Begin ENTRIES SUPPLIED

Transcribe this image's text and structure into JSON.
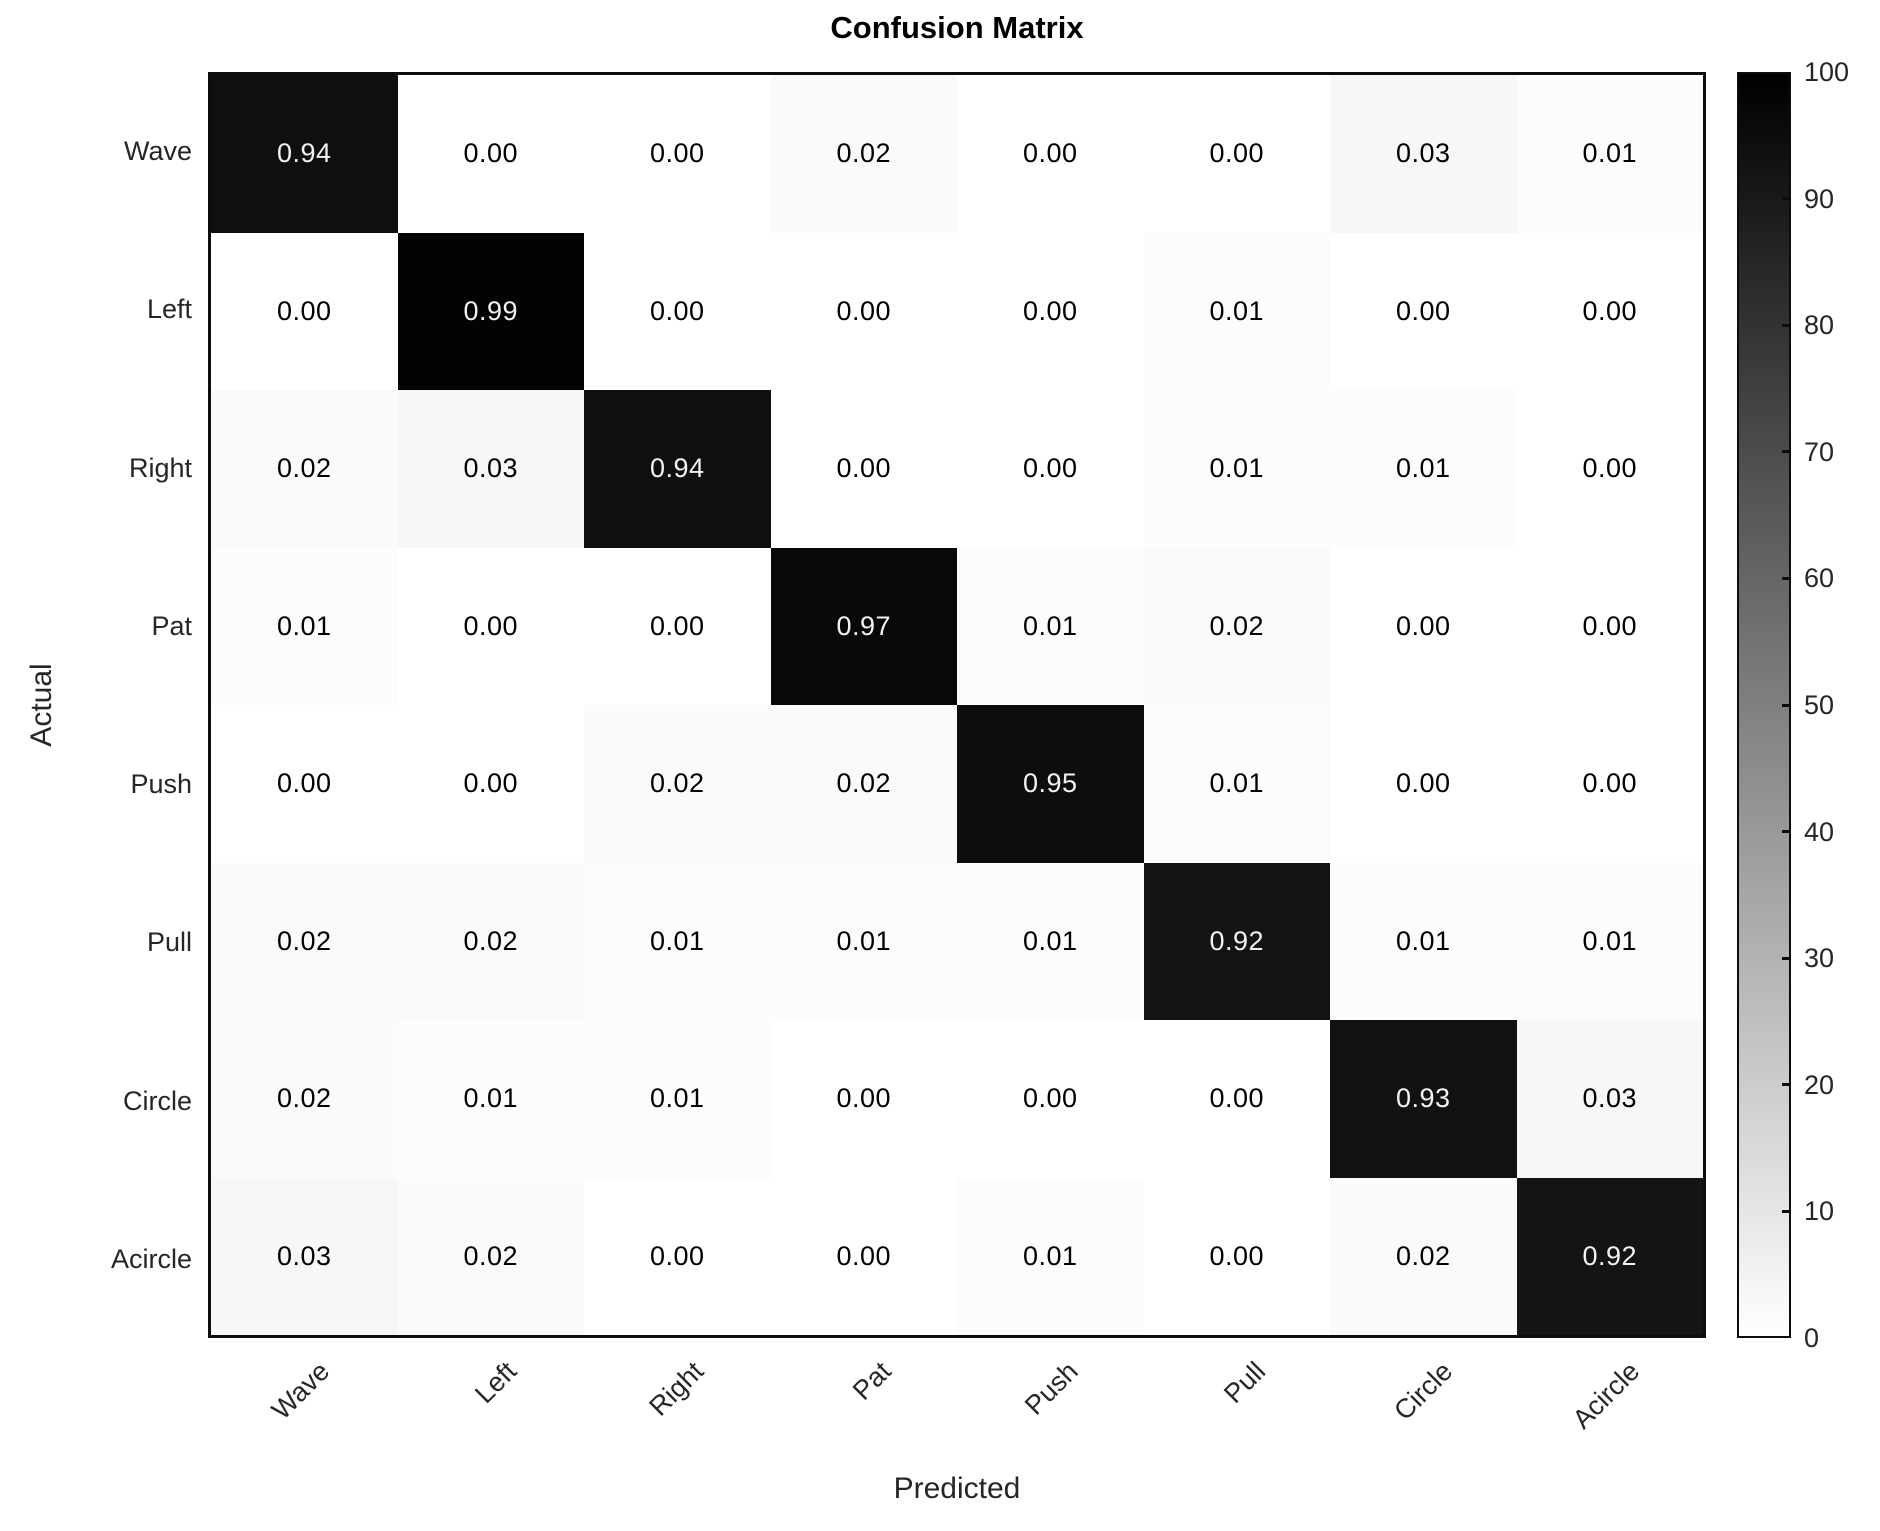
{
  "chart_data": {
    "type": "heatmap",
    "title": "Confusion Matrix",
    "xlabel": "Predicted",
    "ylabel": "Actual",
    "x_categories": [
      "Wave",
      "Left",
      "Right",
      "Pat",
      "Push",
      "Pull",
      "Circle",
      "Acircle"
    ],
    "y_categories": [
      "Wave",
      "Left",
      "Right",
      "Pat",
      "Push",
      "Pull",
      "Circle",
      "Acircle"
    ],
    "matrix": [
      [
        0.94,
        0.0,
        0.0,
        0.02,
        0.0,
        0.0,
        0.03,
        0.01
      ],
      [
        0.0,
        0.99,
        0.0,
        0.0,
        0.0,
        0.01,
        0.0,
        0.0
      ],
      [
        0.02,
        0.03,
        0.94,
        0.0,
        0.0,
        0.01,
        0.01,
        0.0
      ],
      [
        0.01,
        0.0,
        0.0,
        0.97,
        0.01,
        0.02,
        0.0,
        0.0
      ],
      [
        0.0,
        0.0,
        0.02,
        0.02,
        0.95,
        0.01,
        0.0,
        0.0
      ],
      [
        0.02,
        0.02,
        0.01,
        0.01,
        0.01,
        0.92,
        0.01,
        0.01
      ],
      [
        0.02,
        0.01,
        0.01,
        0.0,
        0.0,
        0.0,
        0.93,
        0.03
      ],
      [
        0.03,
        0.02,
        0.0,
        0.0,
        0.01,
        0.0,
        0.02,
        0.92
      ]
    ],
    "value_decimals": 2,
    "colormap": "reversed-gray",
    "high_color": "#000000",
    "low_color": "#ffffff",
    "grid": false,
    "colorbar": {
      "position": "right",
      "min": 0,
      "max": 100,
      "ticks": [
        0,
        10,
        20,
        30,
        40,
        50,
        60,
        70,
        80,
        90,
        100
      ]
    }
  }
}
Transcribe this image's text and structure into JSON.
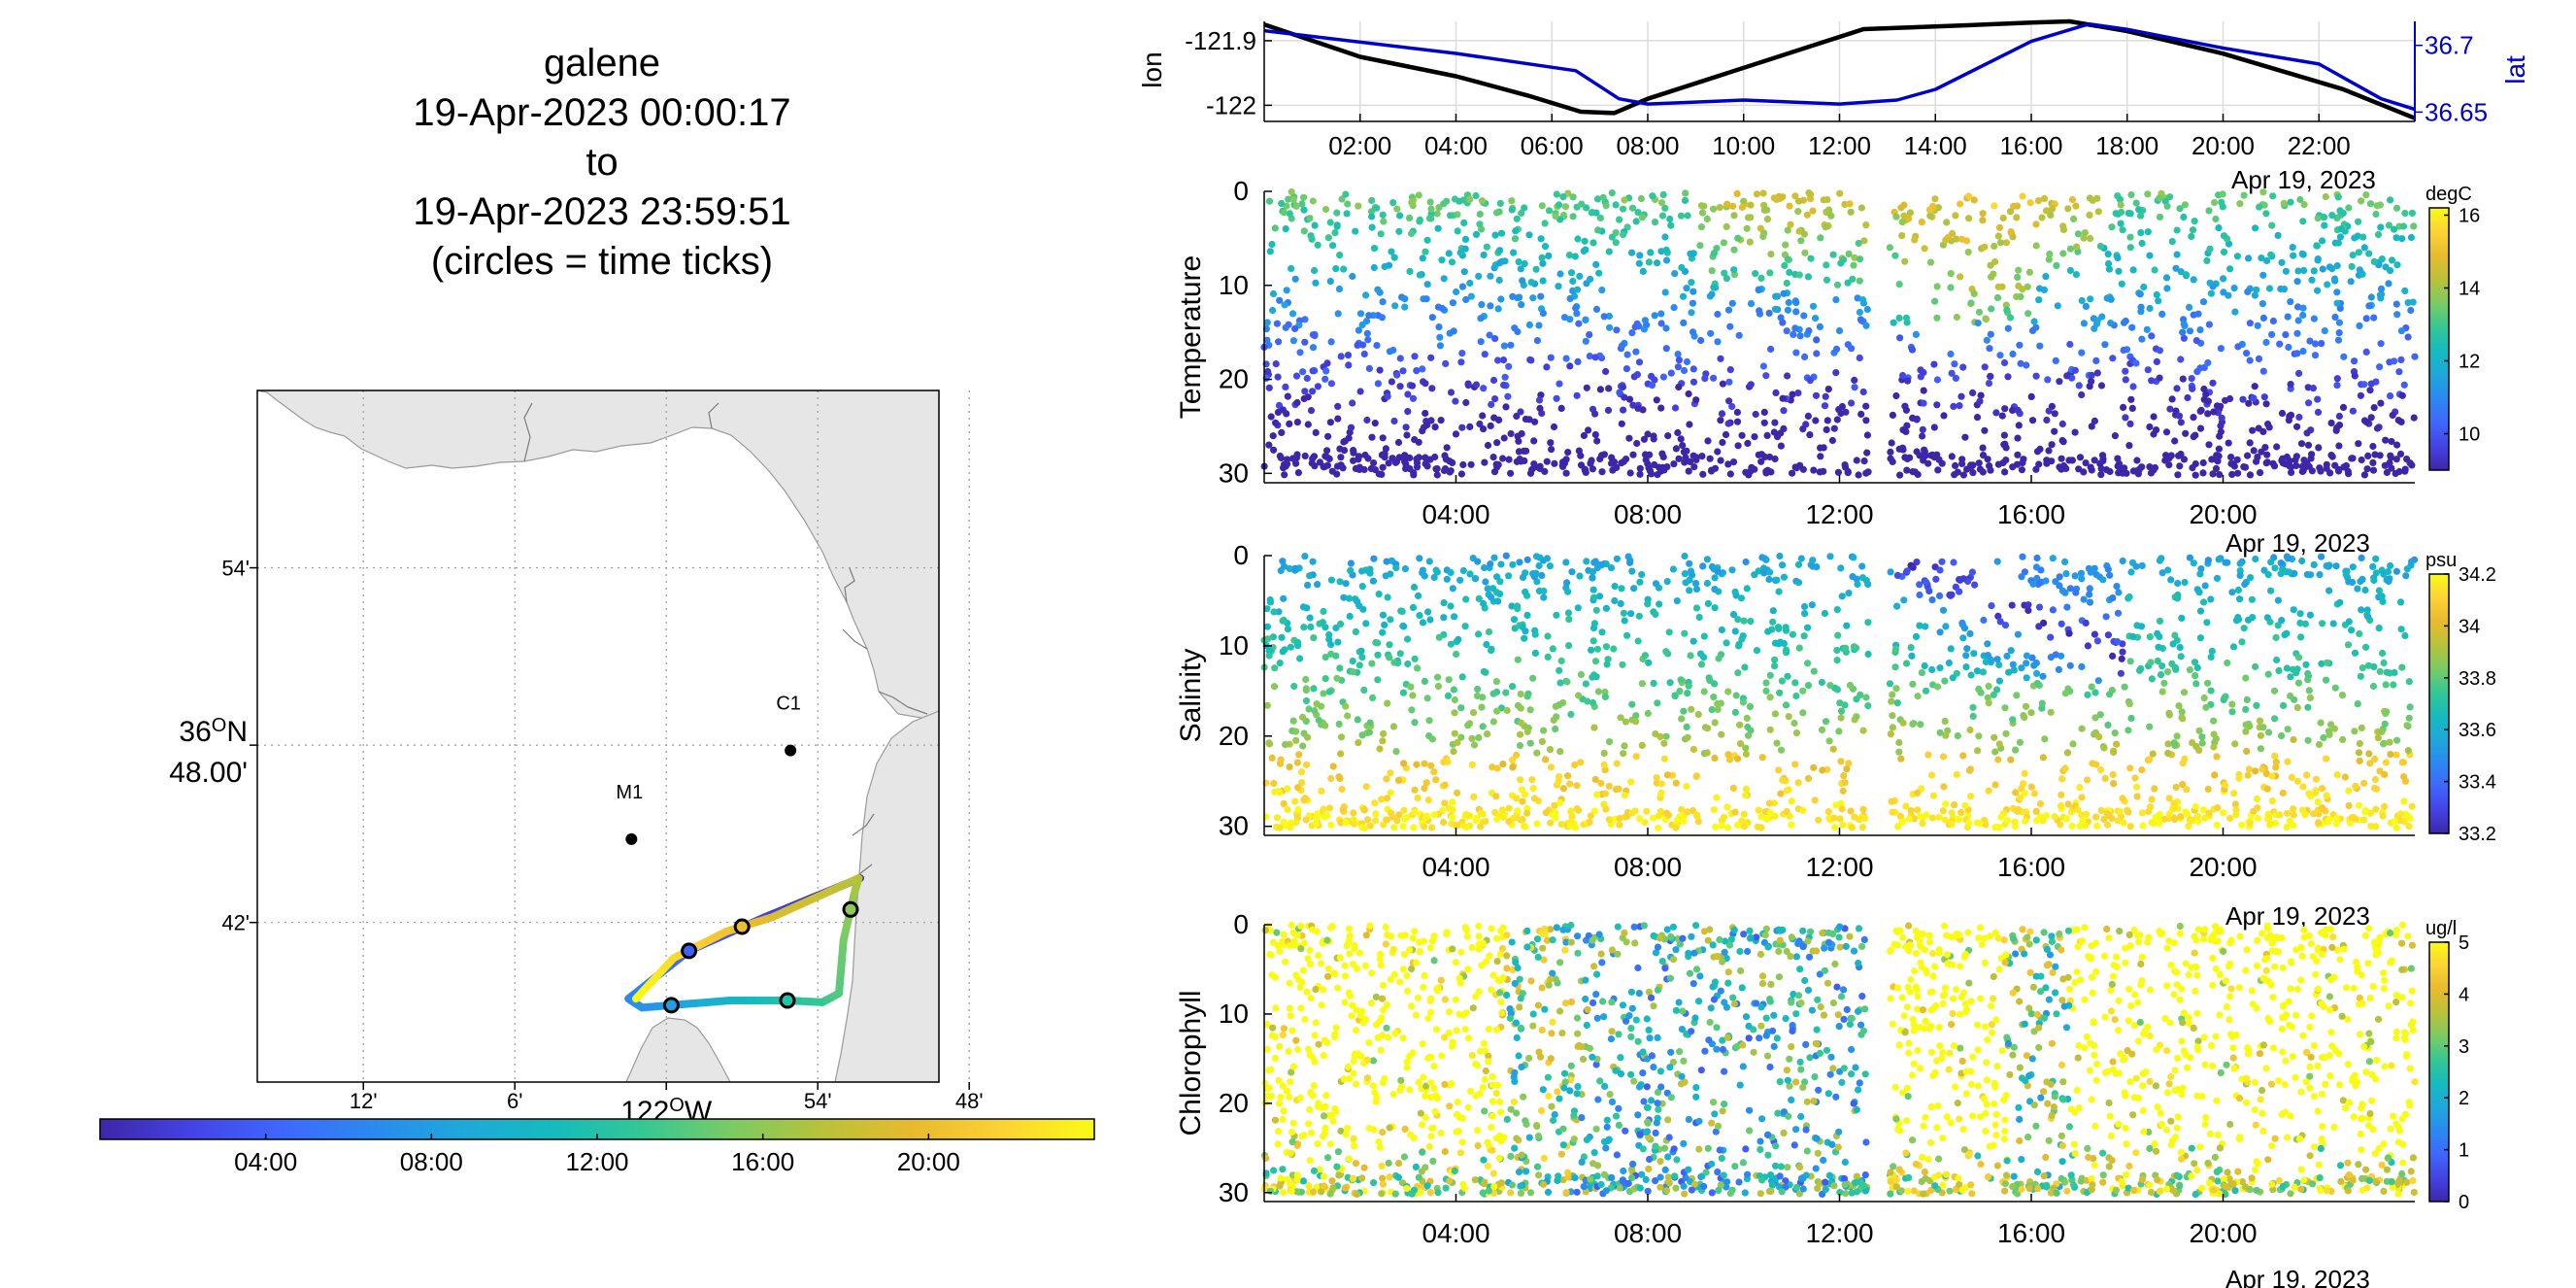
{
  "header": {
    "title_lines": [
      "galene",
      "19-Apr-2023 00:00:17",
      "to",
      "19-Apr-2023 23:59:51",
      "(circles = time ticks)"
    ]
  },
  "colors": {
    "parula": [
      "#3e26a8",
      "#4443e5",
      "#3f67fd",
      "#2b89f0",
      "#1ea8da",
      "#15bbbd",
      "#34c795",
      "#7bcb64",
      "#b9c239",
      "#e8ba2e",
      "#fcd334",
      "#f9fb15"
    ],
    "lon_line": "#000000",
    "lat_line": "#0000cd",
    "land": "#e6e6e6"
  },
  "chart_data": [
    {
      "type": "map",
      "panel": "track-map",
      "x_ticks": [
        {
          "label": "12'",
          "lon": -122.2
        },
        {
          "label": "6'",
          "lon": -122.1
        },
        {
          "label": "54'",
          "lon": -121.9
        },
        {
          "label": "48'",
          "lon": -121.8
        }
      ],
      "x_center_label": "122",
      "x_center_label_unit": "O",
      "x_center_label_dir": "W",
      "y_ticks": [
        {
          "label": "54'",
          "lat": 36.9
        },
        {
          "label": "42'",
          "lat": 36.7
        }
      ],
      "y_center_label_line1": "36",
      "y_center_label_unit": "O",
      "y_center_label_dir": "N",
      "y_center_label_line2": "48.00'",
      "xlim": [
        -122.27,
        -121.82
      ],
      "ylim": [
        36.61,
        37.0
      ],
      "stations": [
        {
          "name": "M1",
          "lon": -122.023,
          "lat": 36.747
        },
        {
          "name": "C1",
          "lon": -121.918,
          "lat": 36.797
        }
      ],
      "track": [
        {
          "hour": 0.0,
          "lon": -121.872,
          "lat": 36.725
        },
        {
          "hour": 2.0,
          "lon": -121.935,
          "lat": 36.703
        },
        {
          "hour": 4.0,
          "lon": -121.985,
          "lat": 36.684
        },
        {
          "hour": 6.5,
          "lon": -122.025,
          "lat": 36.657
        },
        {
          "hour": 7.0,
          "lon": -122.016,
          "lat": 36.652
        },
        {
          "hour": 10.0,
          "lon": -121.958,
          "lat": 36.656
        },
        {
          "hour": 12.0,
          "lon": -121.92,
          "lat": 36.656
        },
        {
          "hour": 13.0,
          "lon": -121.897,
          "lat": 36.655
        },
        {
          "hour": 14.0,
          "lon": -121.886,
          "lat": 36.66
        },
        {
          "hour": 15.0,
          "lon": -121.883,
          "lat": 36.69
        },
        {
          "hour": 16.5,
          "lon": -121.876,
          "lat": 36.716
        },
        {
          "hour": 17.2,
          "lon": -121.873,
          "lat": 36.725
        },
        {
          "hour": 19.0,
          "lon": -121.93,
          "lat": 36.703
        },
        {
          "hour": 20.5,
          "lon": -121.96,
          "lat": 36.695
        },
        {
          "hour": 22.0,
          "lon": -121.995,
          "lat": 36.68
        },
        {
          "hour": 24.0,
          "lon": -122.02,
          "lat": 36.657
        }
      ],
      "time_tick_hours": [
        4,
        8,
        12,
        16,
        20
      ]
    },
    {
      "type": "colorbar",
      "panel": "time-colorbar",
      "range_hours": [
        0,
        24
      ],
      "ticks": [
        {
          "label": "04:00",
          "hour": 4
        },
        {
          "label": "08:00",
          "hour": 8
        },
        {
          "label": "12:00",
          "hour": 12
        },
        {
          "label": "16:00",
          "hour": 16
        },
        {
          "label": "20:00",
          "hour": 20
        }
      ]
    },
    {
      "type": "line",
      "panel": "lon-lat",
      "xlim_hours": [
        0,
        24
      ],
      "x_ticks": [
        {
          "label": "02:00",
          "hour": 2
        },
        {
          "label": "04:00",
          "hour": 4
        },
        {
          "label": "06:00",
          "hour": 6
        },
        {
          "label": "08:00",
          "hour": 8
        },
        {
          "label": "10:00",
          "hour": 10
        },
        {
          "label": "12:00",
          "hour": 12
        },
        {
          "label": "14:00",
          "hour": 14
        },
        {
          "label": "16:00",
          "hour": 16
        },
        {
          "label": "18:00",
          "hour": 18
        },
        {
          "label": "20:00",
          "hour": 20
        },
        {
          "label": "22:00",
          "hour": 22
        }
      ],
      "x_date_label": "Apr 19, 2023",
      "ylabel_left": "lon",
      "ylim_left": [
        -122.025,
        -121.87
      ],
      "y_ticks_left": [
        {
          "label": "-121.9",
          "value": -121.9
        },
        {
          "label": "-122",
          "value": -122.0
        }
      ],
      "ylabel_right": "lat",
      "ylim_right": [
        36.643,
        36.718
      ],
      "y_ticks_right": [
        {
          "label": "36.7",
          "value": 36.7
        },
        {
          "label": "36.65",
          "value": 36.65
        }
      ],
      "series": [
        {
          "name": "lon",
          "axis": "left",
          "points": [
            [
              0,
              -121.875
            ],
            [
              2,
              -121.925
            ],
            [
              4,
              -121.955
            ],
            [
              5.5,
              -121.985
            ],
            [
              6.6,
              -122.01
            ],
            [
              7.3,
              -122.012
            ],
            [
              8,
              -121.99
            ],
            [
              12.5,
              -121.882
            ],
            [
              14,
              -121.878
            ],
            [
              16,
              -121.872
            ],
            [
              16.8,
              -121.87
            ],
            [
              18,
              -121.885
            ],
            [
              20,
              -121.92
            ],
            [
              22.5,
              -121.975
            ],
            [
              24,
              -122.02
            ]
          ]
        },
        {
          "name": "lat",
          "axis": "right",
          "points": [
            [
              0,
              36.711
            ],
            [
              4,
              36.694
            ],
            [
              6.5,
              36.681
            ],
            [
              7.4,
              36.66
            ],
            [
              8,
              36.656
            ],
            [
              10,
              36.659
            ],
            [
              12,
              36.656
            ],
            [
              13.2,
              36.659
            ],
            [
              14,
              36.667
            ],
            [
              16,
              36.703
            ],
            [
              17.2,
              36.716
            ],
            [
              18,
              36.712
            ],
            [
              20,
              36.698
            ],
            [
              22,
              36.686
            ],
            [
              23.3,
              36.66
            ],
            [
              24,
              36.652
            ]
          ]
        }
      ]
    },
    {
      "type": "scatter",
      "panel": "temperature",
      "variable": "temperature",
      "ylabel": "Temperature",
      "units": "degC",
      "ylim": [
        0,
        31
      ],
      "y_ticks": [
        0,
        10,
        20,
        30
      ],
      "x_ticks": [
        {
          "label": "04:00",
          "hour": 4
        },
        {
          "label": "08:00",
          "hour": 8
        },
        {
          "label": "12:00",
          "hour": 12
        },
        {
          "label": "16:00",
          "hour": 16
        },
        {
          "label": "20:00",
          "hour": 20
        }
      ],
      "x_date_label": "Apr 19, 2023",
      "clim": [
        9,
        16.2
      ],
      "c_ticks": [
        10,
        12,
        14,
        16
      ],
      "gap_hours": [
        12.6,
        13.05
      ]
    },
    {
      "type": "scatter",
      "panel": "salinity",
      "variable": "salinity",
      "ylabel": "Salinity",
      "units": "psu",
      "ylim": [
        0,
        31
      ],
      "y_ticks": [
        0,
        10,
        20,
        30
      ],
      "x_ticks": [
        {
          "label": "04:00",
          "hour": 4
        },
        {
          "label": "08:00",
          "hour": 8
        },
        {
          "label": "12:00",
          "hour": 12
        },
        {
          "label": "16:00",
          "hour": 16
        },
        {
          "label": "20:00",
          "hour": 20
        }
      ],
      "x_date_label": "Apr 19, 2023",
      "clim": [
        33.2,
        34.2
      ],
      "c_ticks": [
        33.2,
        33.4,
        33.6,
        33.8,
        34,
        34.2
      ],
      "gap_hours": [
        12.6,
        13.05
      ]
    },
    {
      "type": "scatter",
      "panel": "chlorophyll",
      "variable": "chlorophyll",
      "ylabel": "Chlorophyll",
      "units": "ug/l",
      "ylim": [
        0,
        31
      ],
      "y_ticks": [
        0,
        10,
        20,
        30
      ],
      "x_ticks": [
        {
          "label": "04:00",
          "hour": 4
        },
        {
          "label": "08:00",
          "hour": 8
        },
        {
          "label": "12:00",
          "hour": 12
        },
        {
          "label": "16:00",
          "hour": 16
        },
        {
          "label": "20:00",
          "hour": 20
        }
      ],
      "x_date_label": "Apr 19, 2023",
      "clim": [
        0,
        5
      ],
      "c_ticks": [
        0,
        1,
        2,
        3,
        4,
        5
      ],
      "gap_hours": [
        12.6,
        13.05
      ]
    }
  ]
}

End ENTRIES SUPPLIED

WORK TO COMPLETE:
Check the data for the word "type" and pull out the lines that have it.

EXPECTED ANSWER:
    "type": "heatmap",
      "type": "map",
      "type": "colorbar",
      "type": "line",
      "type": "scatter",
      "type": "scatter",
      "type": "scatter",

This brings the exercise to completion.